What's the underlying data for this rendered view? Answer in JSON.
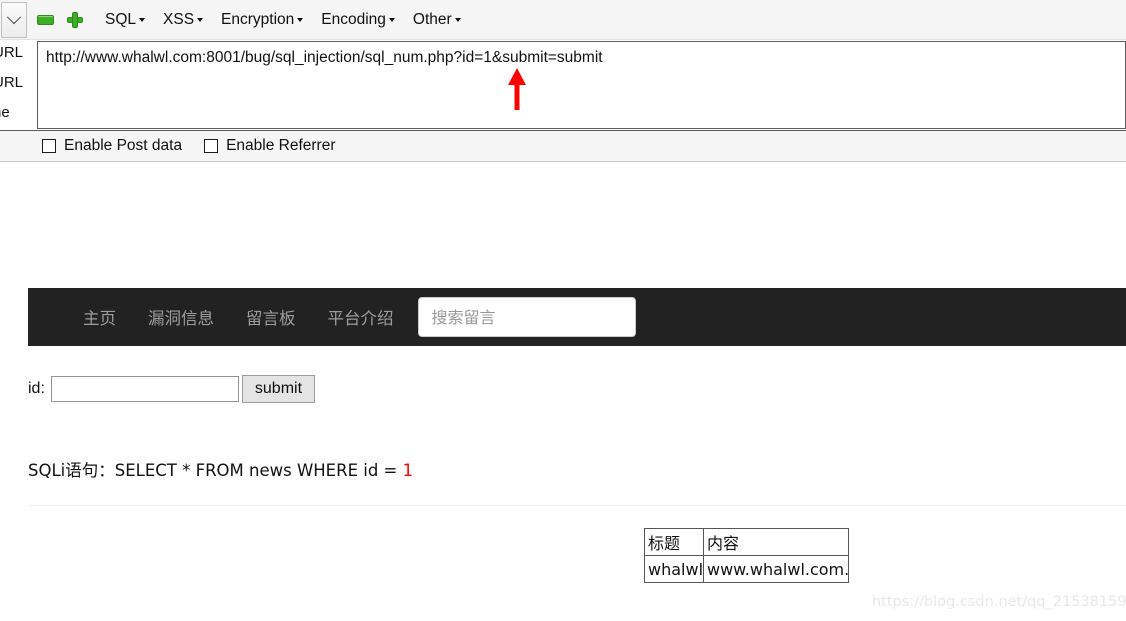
{
  "tool_window": {
    "toolbar": {
      "dropdown_icon": "chevron-down-icon",
      "remove_icon": "minus-icon",
      "add_icon": "plus-icon",
      "menus": [
        {
          "label": "SQL"
        },
        {
          "label": "XSS"
        },
        {
          "label": "Encryption"
        },
        {
          "label": "Encoding"
        },
        {
          "label": "Other"
        }
      ]
    },
    "side_labels": [
      {
        "text": "URL"
      },
      {
        "text": "URL"
      },
      {
        "text": "ne"
      }
    ],
    "url_field": {
      "value": "http://www.whalwl.com:8001/bug/sql_injection/sql_num.php?id=1&submit=submit",
      "placeholder": ""
    },
    "annotation": {
      "type": "red-arrow",
      "color": "#ff0000"
    },
    "options": [
      {
        "label": "Enable Post data",
        "checked": false
      },
      {
        "label": "Enable Referrer",
        "checked": false
      }
    ]
  },
  "page": {
    "navbar": {
      "background": "#222222",
      "links": [
        {
          "label": "主页"
        },
        {
          "label": "漏洞信息"
        },
        {
          "label": "留言板"
        },
        {
          "label": "平台介绍"
        }
      ],
      "search": {
        "placeholder": "搜索留言",
        "value": ""
      }
    },
    "form": {
      "id_label": "id:",
      "id_value": "",
      "id_placeholder": "",
      "submit_label": "submit"
    },
    "sqli": {
      "prefix": "SQLi语句：SELECT * FROM news WHERE id = ",
      "id_value": "1",
      "id_color": "#ff0000"
    },
    "result_table": {
      "headers": [
        "标题",
        "内容"
      ],
      "rows": [
        [
          "whalwl",
          "www.whalwl.com."
        ]
      ]
    },
    "watermark": "https://blog.csdn.net/qq_21538159"
  }
}
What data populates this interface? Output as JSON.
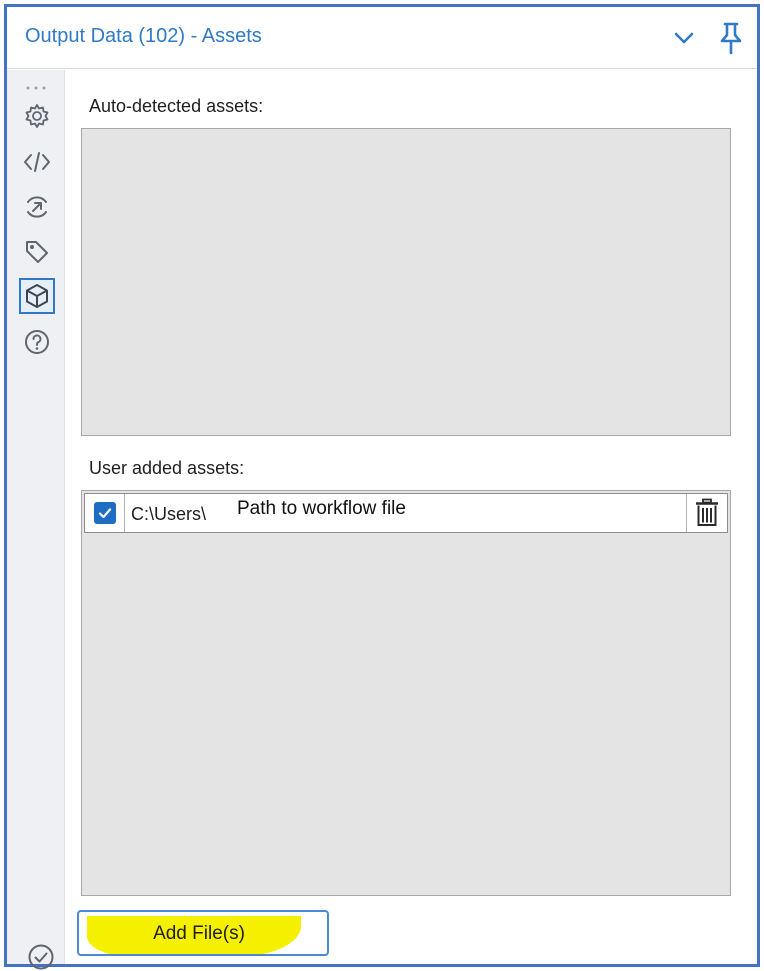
{
  "header": {
    "title": "Output Data (102) - Assets",
    "collapse_icon": "chevron-down-icon",
    "pin_icon": "pin-icon"
  },
  "sidebar": {
    "items": [
      {
        "icon": "gear-icon",
        "active": false
      },
      {
        "icon": "code-icon",
        "active": false
      },
      {
        "icon": "connect-icon",
        "active": false
      },
      {
        "icon": "tag-icon",
        "active": false
      },
      {
        "icon": "box-icon",
        "active": true
      },
      {
        "icon": "help-icon",
        "active": false
      }
    ],
    "status_icon": "check-circle-icon"
  },
  "auto_assets": {
    "label": "Auto-detected assets:",
    "items": []
  },
  "user_assets": {
    "label": "User added assets:",
    "items": [
      {
        "checked": true,
        "path": "C:\\Users\\",
        "note": "Path to workflow file"
      }
    ]
  },
  "add_button": {
    "label": "Add File(s)"
  },
  "colors": {
    "accent": "#2f7ac6",
    "frame": "#4472c4",
    "highlight": "#f4f000",
    "panel": "#e4e4e4"
  }
}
----
Write out the full listing verbatim, excluding its pictures.

> **Final answer**
What's the underlying data for this rendered view? Answer in JSON.
{
  "tool_window": {
    "toolbar": {
      "dropdown_icon": "chevron-down-icon",
      "remove_icon": "minus-icon",
      "add_icon": "plus-icon",
      "menus": [
        {
          "label": "SQL"
        },
        {
          "label": "XSS"
        },
        {
          "label": "Encryption"
        },
        {
          "label": "Encoding"
        },
        {
          "label": "Other"
        }
      ]
    },
    "side_labels": [
      {
        "text": "URL"
      },
      {
        "text": "URL"
      },
      {
        "text": "ne"
      }
    ],
    "url_field": {
      "value": "http://www.whalwl.com:8001/bug/sql_injection/sql_num.php?id=1&submit=submit",
      "placeholder": ""
    },
    "annotation": {
      "type": "red-arrow",
      "color": "#ff0000"
    },
    "options": [
      {
        "label": "Enable Post data",
        "checked": false
      },
      {
        "label": "Enable Referrer",
        "checked": false
      }
    ]
  },
  "page": {
    "navbar": {
      "background": "#222222",
      "links": [
        {
          "label": "主页"
        },
        {
          "label": "漏洞信息"
        },
        {
          "label": "留言板"
        },
        {
          "label": "平台介绍"
        }
      ],
      "search": {
        "placeholder": "搜索留言",
        "value": ""
      }
    },
    "form": {
      "id_label": "id:",
      "id_value": "",
      "id_placeholder": "",
      "submit_label": "submit"
    },
    "sqli": {
      "prefix": "SQLi语句：SELECT * FROM news WHERE id = ",
      "id_value": "1",
      "id_color": "#ff0000"
    },
    "result_table": {
      "headers": [
        "标题",
        "内容"
      ],
      "rows": [
        [
          "whalwl",
          "www.whalwl.com."
        ]
      ]
    },
    "watermark": "https://blog.csdn.net/qq_21538159"
  }
}
What data populates this interface? Output as JSON.
{
  "header": {
    "title": "Output Data (102) - Assets",
    "collapse_icon": "chevron-down-icon",
    "pin_icon": "pin-icon"
  },
  "sidebar": {
    "items": [
      {
        "icon": "gear-icon",
        "active": false
      },
      {
        "icon": "code-icon",
        "active": false
      },
      {
        "icon": "connect-icon",
        "active": false
      },
      {
        "icon": "tag-icon",
        "active": false
      },
      {
        "icon": "box-icon",
        "active": true
      },
      {
        "icon": "help-icon",
        "active": false
      }
    ],
    "status_icon": "check-circle-icon"
  },
  "auto_assets": {
    "label": "Auto-detected assets:",
    "items": []
  },
  "user_assets": {
    "label": "User added assets:",
    "items": [
      {
        "checked": true,
        "path": "C:\\Users\\",
        "note": "Path to workflow file"
      }
    ]
  },
  "add_button": {
    "label": "Add File(s)"
  },
  "colors": {
    "accent": "#2f7ac6",
    "frame": "#4472c4",
    "highlight": "#f4f000",
    "panel": "#e4e4e4"
  }
}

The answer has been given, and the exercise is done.